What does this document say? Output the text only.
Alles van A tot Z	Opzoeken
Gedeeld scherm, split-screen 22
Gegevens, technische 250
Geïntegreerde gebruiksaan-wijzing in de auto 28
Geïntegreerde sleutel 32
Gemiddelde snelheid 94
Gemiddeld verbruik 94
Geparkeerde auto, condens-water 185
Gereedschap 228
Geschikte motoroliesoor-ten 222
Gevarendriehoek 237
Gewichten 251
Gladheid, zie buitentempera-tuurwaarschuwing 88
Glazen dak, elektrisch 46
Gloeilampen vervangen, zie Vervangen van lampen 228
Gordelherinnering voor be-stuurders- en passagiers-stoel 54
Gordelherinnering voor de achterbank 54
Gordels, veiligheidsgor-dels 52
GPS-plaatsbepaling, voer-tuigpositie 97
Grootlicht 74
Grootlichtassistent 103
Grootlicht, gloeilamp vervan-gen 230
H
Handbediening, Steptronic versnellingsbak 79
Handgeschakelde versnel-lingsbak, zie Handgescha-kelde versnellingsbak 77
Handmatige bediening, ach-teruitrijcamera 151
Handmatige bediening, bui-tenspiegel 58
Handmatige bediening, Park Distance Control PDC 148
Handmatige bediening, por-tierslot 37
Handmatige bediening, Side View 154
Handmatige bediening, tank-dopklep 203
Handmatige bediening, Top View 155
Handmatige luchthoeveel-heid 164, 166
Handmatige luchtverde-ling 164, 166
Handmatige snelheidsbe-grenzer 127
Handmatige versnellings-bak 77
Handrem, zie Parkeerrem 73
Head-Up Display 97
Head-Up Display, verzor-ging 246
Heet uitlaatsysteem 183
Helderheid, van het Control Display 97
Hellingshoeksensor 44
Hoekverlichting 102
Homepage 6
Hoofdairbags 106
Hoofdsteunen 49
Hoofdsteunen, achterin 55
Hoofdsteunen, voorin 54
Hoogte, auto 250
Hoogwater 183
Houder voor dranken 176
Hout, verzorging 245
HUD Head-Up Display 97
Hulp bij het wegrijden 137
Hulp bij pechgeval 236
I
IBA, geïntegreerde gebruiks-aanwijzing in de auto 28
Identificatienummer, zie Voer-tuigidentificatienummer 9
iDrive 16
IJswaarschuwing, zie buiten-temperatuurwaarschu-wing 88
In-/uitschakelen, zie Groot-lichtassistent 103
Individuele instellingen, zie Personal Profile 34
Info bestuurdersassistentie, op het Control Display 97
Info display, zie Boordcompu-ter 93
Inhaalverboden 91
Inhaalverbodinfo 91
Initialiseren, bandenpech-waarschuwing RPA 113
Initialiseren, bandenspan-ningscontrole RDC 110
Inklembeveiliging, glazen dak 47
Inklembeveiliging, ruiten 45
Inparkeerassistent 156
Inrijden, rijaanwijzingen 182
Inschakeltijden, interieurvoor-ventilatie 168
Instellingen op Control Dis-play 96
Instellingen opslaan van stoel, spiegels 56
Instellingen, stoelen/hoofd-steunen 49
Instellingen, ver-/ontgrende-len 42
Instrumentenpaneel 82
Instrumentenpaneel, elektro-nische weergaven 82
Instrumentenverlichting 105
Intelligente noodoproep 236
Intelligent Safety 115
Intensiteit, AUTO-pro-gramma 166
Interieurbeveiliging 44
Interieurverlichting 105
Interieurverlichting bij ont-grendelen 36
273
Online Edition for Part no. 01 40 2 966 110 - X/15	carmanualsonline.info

──────────

#### EXERCISE OBJECTIVE
Go through the entries and return each line where the word "Instrumentenpaneel" appears.

#### TASK SOLUTION
Instrumentenpaneel 82
Instrumentenpaneel, elektro-nische weergaven 82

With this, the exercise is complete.